• _Short task_
Show all lines that include the string "annotation"; copy each one.

Collected data entries
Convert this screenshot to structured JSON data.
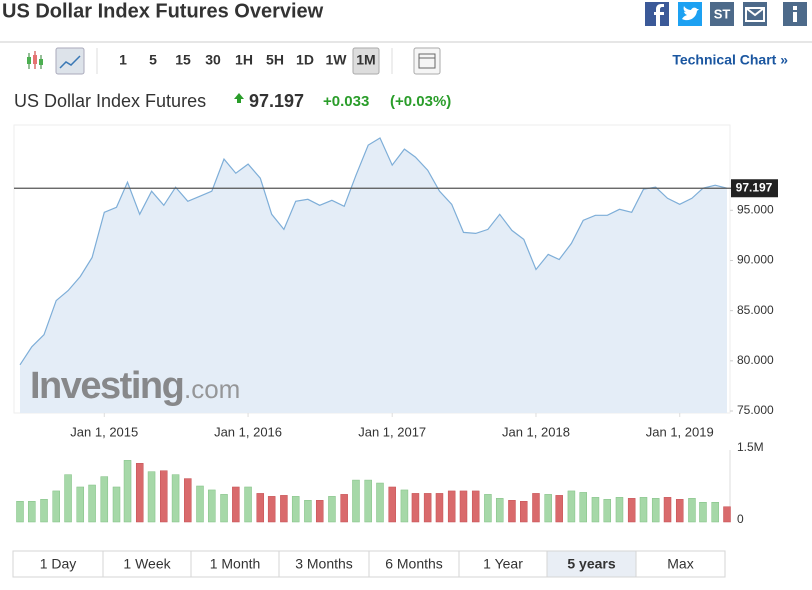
{
  "header": {
    "title": "US Dollar Index Futures Overview",
    "share_label": "ST"
  },
  "toolbar": {
    "intervals": [
      "1",
      "5",
      "15",
      "30",
      "1H",
      "5H",
      "1D",
      "1W",
      "1M"
    ],
    "selected": "1M",
    "link": "Technical Chart »"
  },
  "quote": {
    "name": "US Dollar Index Futures",
    "change": "+0.033",
    "change_percent": "(+0.03%)"
  },
  "chart_data": {
    "type": "area",
    "price": 97.197,
    "x": [
      "2014-06-01",
      "2014-07-01",
      "2014-08-01",
      "2014-09-01",
      "2014-10-01",
      "2014-11-01",
      "2014-12-01",
      "2015-01-01",
      "2015-02-01",
      "2015-03-01",
      "2015-04-01",
      "2015-05-01",
      "2015-06-01",
      "2015-07-01",
      "2015-08-01",
      "2015-09-01",
      "2015-10-01",
      "2015-11-01",
      "2015-12-01",
      "2016-01-01",
      "2016-02-01",
      "2016-03-01",
      "2016-04-01",
      "2016-05-01",
      "2016-06-01",
      "2016-07-01",
      "2016-08-01",
      "2016-09-01",
      "2016-10-01",
      "2016-11-01",
      "2016-12-01",
      "2017-01-01",
      "2017-02-01",
      "2017-03-01",
      "2017-04-01",
      "2017-05-01",
      "2017-06-01",
      "2017-07-01",
      "2017-08-01",
      "2017-09-01",
      "2017-10-01",
      "2017-11-01",
      "2017-12-01",
      "2018-01-01",
      "2018-02-01",
      "2018-03-01",
      "2018-04-01",
      "2018-05-01",
      "2018-06-01",
      "2018-07-01",
      "2018-08-01",
      "2018-09-01",
      "2018-10-01",
      "2018-11-01",
      "2018-12-01",
      "2019-01-01",
      "2019-02-01",
      "2019-03-01",
      "2019-04-01",
      "2019-05-01"
    ],
    "xlim": [
      "2014-06-01",
      "2019-05-01"
    ],
    "xticks": [
      {
        "value": "2015-01-01",
        "label": "Jan 1, 2015"
      },
      {
        "value": "2016-01-01",
        "label": "Jan 1, 2016"
      },
      {
        "value": "2017-01-01",
        "label": "Jan 1, 2017"
      },
      {
        "value": "2018-01-01",
        "label": "Jan 1, 2018"
      },
      {
        "value": "2019-01-01",
        "label": "Jan 1, 2019"
      }
    ],
    "ylim": [
      74.8,
      103.5
    ],
    "yticks": [
      {
        "value": 75,
        "label": "75.000"
      },
      {
        "value": 80,
        "label": "80.000"
      },
      {
        "value": 85,
        "label": "85.000"
      },
      {
        "value": 90,
        "label": "90.000"
      },
      {
        "value": 95,
        "label": "95.000"
      }
    ],
    "y2lim": [
      0,
      1500000
    ],
    "y2ticks": [
      0,
      {
        "value": 1500000,
        "label": "1.5M"
      }
    ],
    "series": [
      {
        "color": "#7eaed8",
        "fill": "#e4edf7",
        "values": [
          79.6,
          81.4,
          82.6,
          86.0,
          87.0,
          88.4,
          90.3,
          94.8,
          95.3,
          97.8,
          94.6,
          96.9,
          95.5,
          97.3,
          95.9,
          96.4,
          96.9,
          100.1,
          98.7,
          99.6,
          98.2,
          94.6,
          93.1,
          95.9,
          96.1,
          95.5,
          96.0,
          95.4,
          98.5,
          101.5,
          102.2,
          99.5,
          101.1,
          100.3,
          99.0,
          96.9,
          95.6,
          92.8,
          92.7,
          93.1,
          94.6,
          93.0,
          92.1,
          89.1,
          90.6,
          90.1,
          91.7,
          94.0,
          94.5,
          94.5,
          95.1,
          94.8,
          97.1,
          97.3,
          96.2,
          95.6,
          96.2,
          97.2,
          97.5,
          97.197
        ]
      },
      {
        "axis": "y2",
        "up_color": "#a6d8a8",
        "down_color": "#d96a6c",
        "values": [
          420000,
          420000,
          460000,
          630000,
          960000,
          710000,
          750000,
          920000,
          710000,
          1250000,
          1190000,
          1020000,
          1040000,
          960000,
          880000,
          730000,
          650000,
          560000,
          710000,
          710000,
          580000,
          520000,
          540000,
          520000,
          440000,
          440000,
          520000,
          560000,
          850000,
          850000,
          790000,
          710000,
          650000,
          580000,
          580000,
          580000,
          630000,
          630000,
          630000,
          560000,
          480000,
          440000,
          420000,
          580000,
          560000,
          540000,
          630000,
          600000,
          500000,
          460000,
          500000,
          480000,
          500000,
          480000,
          500000,
          460000,
          480000,
          400000,
          400000,
          310000
        ]
      }
    ],
    "watermark": [
      "Investing",
      ".com"
    ]
  },
  "ranges": {
    "labels": [
      "1 Day",
      "1 Week",
      "1 Month",
      "3 Months",
      "6 Months",
      "1 Year",
      "5 years",
      "Max"
    ],
    "selected": "5 years"
  }
}
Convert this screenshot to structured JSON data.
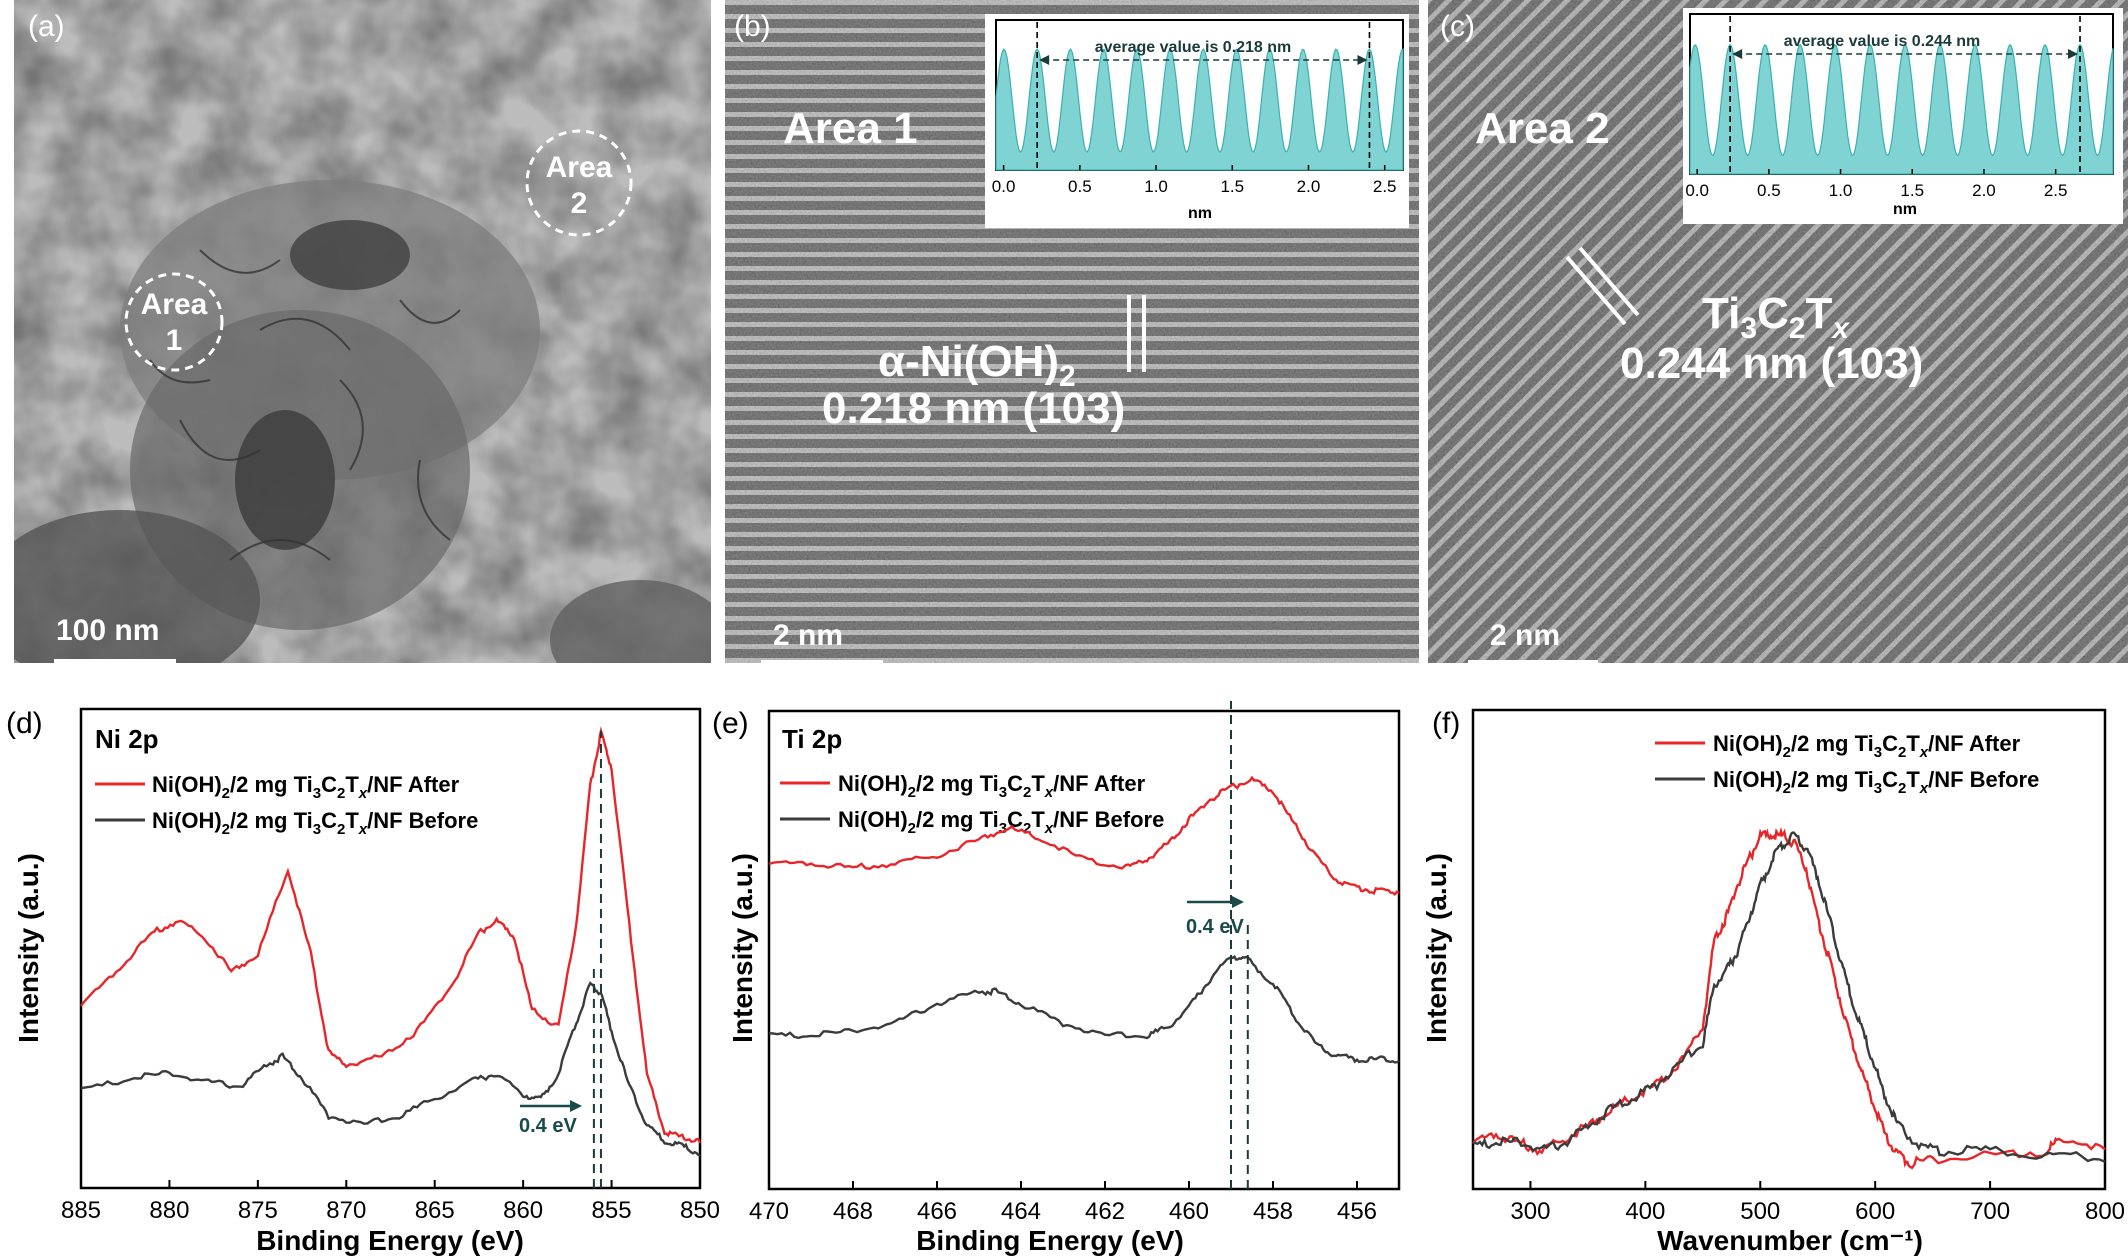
{
  "panels": {
    "a": {
      "label": "(a)",
      "area1": [
        "Area",
        "1"
      ],
      "area2": [
        "Area",
        "2"
      ],
      "scale_bar": "100 nm"
    },
    "b": {
      "label": "(b)",
      "area": "Area 1",
      "phase": "α-Ni(OH)",
      "phase_sub": "2",
      "spacing": "0.218 nm (103)",
      "scale_bar": "2 nm"
    },
    "c": {
      "label": "(c)",
      "phase_parts": [
        "Ti",
        "3",
        "C",
        "2",
        "T",
        "x"
      ],
      "area": "Area 2",
      "spacing": "0.244 nm (103)",
      "scale_bar": "2 nm"
    },
    "d": {
      "label": "(d)",
      "title": "Ni 2p",
      "shift": "0.4 eV"
    },
    "e": {
      "label": "(e)",
      "title": "Ti 2p",
      "shift": "0.4 eV"
    },
    "f": {
      "label": "(f)"
    }
  },
  "legend": {
    "after": {
      "parts": [
        "Ni(OH)",
        "2",
        "/2 mg Ti",
        "3",
        "C",
        "2",
        "T",
        "x",
        "/NF After"
      ],
      "color": "#e8262a"
    },
    "before": {
      "parts": [
        "Ni(OH)",
        "2",
        "/2 mg Ti",
        "3",
        "C",
        "2",
        "T",
        "x",
        "/NF Before"
      ],
      "color": "#3b3b3b"
    }
  },
  "chart_data": [
    {
      "panel": "b-inset",
      "type": "area",
      "xlabel": "nm",
      "xticks": [
        "0.0",
        "0.5",
        "1.0",
        "1.5",
        "2.0",
        "2.5"
      ],
      "xlim": [
        -0.05,
        2.62
      ],
      "annotation": "average value is 0.218 nm",
      "marker_x": [
        0.22,
        2.4
      ],
      "peaks_x": [
        0.22,
        0.44,
        0.65,
        0.87,
        1.09,
        1.31,
        1.52,
        1.74,
        1.96,
        2.18,
        2.4
      ],
      "color": "#7fd3d3"
    },
    {
      "panel": "c-inset",
      "type": "area",
      "xlabel": "nm",
      "xticks": [
        "0.0",
        "0.5",
        "1.0",
        "1.5",
        "2.0",
        "2.5"
      ],
      "xlim": [
        -0.05,
        2.9
      ],
      "annotation": "average value is 0.244 nm",
      "marker_x": [
        0.23,
        2.67
      ],
      "peaks_x": [
        0.23,
        0.47,
        0.72,
        0.96,
        1.21,
        1.45,
        1.69,
        1.94,
        2.18,
        2.43,
        2.67
      ],
      "color": "#7fd3d3"
    },
    {
      "panel": "d",
      "type": "line",
      "title": "Ni 2p",
      "xlabel": "Binding Energy (eV)",
      "ylabel": "Intensity (a.u.)",
      "xlim": [
        885,
        850
      ],
      "ylim": [
        0,
        1
      ],
      "xticks": [
        885,
        880,
        875,
        870,
        865,
        860,
        855,
        850
      ],
      "series": [
        {
          "name": "Ni(OH)2/2 mg Ti3C2Tx/NF After",
          "color": "#e8262a",
          "x": [
            885,
            883,
            881,
            879.5,
            878,
            876.5,
            875,
            873.3,
            872,
            871,
            870,
            868,
            866,
            864,
            862.5,
            861.5,
            860.5,
            859.5,
            858,
            857,
            856.2,
            855.6,
            855,
            854,
            853,
            852,
            851,
            850
          ],
          "y": [
            0.36,
            0.44,
            0.53,
            0.56,
            0.52,
            0.44,
            0.48,
            0.68,
            0.48,
            0.25,
            0.22,
            0.24,
            0.3,
            0.41,
            0.53,
            0.56,
            0.52,
            0.35,
            0.31,
            0.55,
            0.88,
            1.0,
            0.92,
            0.55,
            0.2,
            0.06,
            0.05,
            0.04
          ]
        },
        {
          "name": "Ni(OH)2/2 mg Ti3C2Tx/NF Before",
          "color": "#3b3b3b",
          "x": [
            885,
            882,
            880,
            878,
            876,
            874.5,
            873.6,
            872.5,
            871,
            869,
            867,
            865,
            863,
            861.5,
            860,
            859,
            858,
            857,
            856.2,
            855.6,
            855,
            854,
            853,
            852,
            851,
            850
          ],
          "y": [
            0.16,
            0.19,
            0.2,
            0.18,
            0.17,
            0.22,
            0.24,
            0.19,
            0.1,
            0.08,
            0.1,
            0.14,
            0.18,
            0.2,
            0.15,
            0.14,
            0.2,
            0.32,
            0.41,
            0.39,
            0.3,
            0.17,
            0.08,
            0.04,
            0.03,
            0.01
          ]
        }
      ],
      "dashed_x": [
        855.6,
        856.0
      ]
    },
    {
      "panel": "e",
      "type": "line",
      "title": "Ti 2p",
      "xlabel": "Binding Energy (eV)",
      "ylabel": "Intensity (a.u.)",
      "xlim": [
        470,
        455
      ],
      "ylim": [
        0,
        1
      ],
      "xticks": [
        470,
        468,
        466,
        464,
        462,
        460,
        458,
        456
      ],
      "series": [
        {
          "name": "Ni(OH)2/2 mg Ti3C2Tx/NF After",
          "color": "#e8262a",
          "x": [
            470,
            469,
            468,
            467,
            466,
            465,
            464.3,
            463.5,
            462.5,
            461.5,
            461,
            460.5,
            460,
            459.5,
            459,
            458.5,
            458,
            457.5,
            457,
            456.5,
            456,
            455.5,
            455
          ],
          "y": [
            0.6,
            0.6,
            0.59,
            0.6,
            0.62,
            0.66,
            0.69,
            0.66,
            0.61,
            0.59,
            0.61,
            0.65,
            0.71,
            0.76,
            0.79,
            0.81,
            0.78,
            0.7,
            0.62,
            0.56,
            0.54,
            0.53,
            0.53
          ]
        },
        {
          "name": "Ni(OH)2/2 mg Ti3C2Tx/NF Before",
          "color": "#3b3b3b",
          "x": [
            470,
            469,
            468,
            467,
            466,
            465,
            464.6,
            464,
            463,
            462,
            461,
            460.5,
            460,
            459.5,
            459,
            458.6,
            458,
            457.5,
            457,
            456.5,
            456,
            455.5,
            455
          ],
          "y": [
            0.17,
            0.17,
            0.18,
            0.2,
            0.25,
            0.28,
            0.28,
            0.25,
            0.2,
            0.17,
            0.17,
            0.19,
            0.24,
            0.31,
            0.37,
            0.36,
            0.3,
            0.22,
            0.15,
            0.12,
            0.11,
            0.11,
            0.11
          ]
        }
      ],
      "dashed_x": [
        459.0,
        458.6
      ]
    },
    {
      "panel": "f",
      "type": "line",
      "xlabel": "Wavenumber (cm⁻¹)",
      "ylabel": "Intensity (a.u.)",
      "xlim": [
        250,
        800
      ],
      "ylim": [
        0,
        1
      ],
      "xticks": [
        300,
        400,
        500,
        600,
        700,
        800
      ],
      "series": [
        {
          "name": "Ni(OH)2/2 mg Ti3C2Tx/NF After",
          "color": "#e8262a",
          "x": [
            250,
            270,
            290,
            310,
            330,
            350,
            370,
            390,
            410,
            430,
            450,
            460,
            470,
            480,
            490,
            500,
            510,
            520,
            530,
            540,
            550,
            560,
            570,
            580,
            590,
            600,
            610,
            620,
            630,
            650,
            700,
            750,
            760,
            800
          ],
          "y": [
            0.06,
            0.08,
            0.06,
            0.04,
            0.07,
            0.1,
            0.14,
            0.17,
            0.2,
            0.25,
            0.34,
            0.55,
            0.6,
            0.68,
            0.74,
            0.8,
            0.8,
            0.8,
            0.78,
            0.72,
            0.6,
            0.5,
            0.4,
            0.3,
            0.22,
            0.14,
            0.07,
            0.03,
            0.01,
            0.02,
            0.03,
            0.04,
            0.07,
            0.05
          ]
        },
        {
          "name": "Ni(OH)2/2 mg Ti3C2Tx/NF Before",
          "color": "#3b3b3b",
          "x": [
            250,
            270,
            290,
            310,
            330,
            350,
            370,
            390,
            410,
            430,
            450,
            460,
            470,
            480,
            490,
            500,
            510,
            520,
            530,
            540,
            550,
            560,
            570,
            580,
            590,
            600,
            610,
            620,
            640,
            660,
            700,
            750,
            800
          ],
          "y": [
            0.05,
            0.06,
            0.06,
            0.04,
            0.06,
            0.1,
            0.14,
            0.17,
            0.2,
            0.25,
            0.3,
            0.44,
            0.47,
            0.52,
            0.6,
            0.68,
            0.74,
            0.78,
            0.8,
            0.77,
            0.7,
            0.6,
            0.5,
            0.4,
            0.32,
            0.24,
            0.16,
            0.1,
            0.05,
            0.04,
            0.04,
            0.03,
            0.02
          ]
        }
      ]
    }
  ]
}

• _Task result_
      "annotation": "average value is 0.218 nm",
      "annotation": "average value is 0.244 nm",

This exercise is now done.